** start **

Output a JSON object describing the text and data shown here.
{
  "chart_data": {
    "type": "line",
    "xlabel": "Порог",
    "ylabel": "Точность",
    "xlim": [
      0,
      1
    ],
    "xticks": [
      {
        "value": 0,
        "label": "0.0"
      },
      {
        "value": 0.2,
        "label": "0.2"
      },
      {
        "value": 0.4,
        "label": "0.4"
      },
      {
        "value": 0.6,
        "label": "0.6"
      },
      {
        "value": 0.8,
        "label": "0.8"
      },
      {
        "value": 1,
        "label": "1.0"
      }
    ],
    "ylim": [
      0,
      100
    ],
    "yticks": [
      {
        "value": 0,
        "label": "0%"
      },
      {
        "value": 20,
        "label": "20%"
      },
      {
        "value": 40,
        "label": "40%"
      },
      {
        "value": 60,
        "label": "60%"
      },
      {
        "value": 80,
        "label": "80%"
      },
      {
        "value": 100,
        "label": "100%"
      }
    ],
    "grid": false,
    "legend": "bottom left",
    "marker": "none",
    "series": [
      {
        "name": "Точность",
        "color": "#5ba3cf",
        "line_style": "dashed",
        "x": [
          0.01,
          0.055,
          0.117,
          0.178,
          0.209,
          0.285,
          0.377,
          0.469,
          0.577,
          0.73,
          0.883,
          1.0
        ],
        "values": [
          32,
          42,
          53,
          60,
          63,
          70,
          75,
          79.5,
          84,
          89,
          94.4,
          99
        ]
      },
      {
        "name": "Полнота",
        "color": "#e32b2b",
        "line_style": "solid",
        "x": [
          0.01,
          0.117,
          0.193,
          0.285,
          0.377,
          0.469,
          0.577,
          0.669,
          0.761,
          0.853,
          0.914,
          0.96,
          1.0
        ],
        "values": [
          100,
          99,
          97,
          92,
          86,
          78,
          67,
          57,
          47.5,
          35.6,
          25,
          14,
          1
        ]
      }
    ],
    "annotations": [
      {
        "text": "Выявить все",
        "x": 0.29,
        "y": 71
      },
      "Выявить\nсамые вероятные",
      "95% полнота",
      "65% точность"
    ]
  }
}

** end **

* _REQUIRED TASK_
Return the entries in full, keeping every line exactly as it is.

* _RESULT OF THE TASK_
Output a JSON object describing the text and data shown here.
{
  "chart_data": {
    "type": "line",
    "xlabel": "Порог",
    "ylabel": "Точность",
    "xlim": [
      0,
      1
    ],
    "xticks": [
      {
        "value": 0,
        "label": "0.0"
      },
      {
        "value": 0.2,
        "label": "0.2"
      },
      {
        "value": 0.4,
        "label": "0.4"
      },
      {
        "value": 0.6,
        "label": "0.6"
      },
      {
        "value": 0.8,
        "label": "0.8"
      },
      {
        "value": 1,
        "label": "1.0"
      }
    ],
    "ylim": [
      0,
      100
    ],
    "yticks": [
      {
        "value": 0,
        "label": "0%"
      },
      {
        "value": 20,
        "label": "20%"
      },
      {
        "value": 40,
        "label": "40%"
      },
      {
        "value": 60,
        "label": "60%"
      },
      {
        "value": 80,
        "label": "80%"
      },
      {
        "value": 100,
        "label": "100%"
      }
    ],
    "grid": false,
    "legend": "bottom left",
    "marker": "none",
    "series": [
      {
        "name": "Точность",
        "color": "#5ba3cf",
        "line_style": "dashed",
        "x": [
          0.01,
          0.055,
          0.117,
          0.178,
          0.209,
          0.285,
          0.377,
          0.469,
          0.577,
          0.73,
          0.883,
          1.0
        ],
        "values": [
          32,
          42,
          53,
          60,
          63,
          70,
          75,
          79.5,
          84,
          89,
          94.4,
          99
        ]
      },
      {
        "name": "Полнота",
        "color": "#e32b2b",
        "line_style": "solid",
        "x": [
          0.01,
          0.117,
          0.193,
          0.285,
          0.377,
          0.469,
          0.577,
          0.669,
          0.761,
          0.853,
          0.914,
          0.96,
          1.0
        ],
        "values": [
          100,
          99,
          97,
          92,
          86,
          78,
          67,
          57,
          47.5,
          35.6,
          25,
          14,
          1
        ]
      }
    ],
    "annotations": [
      {
        "text": "Выявить все",
        "x": 0.29,
        "y": 71
      },
      "Выявить\nсамые вероятные",
      "95% полнота",
      "65% точность"
    ]
  }
}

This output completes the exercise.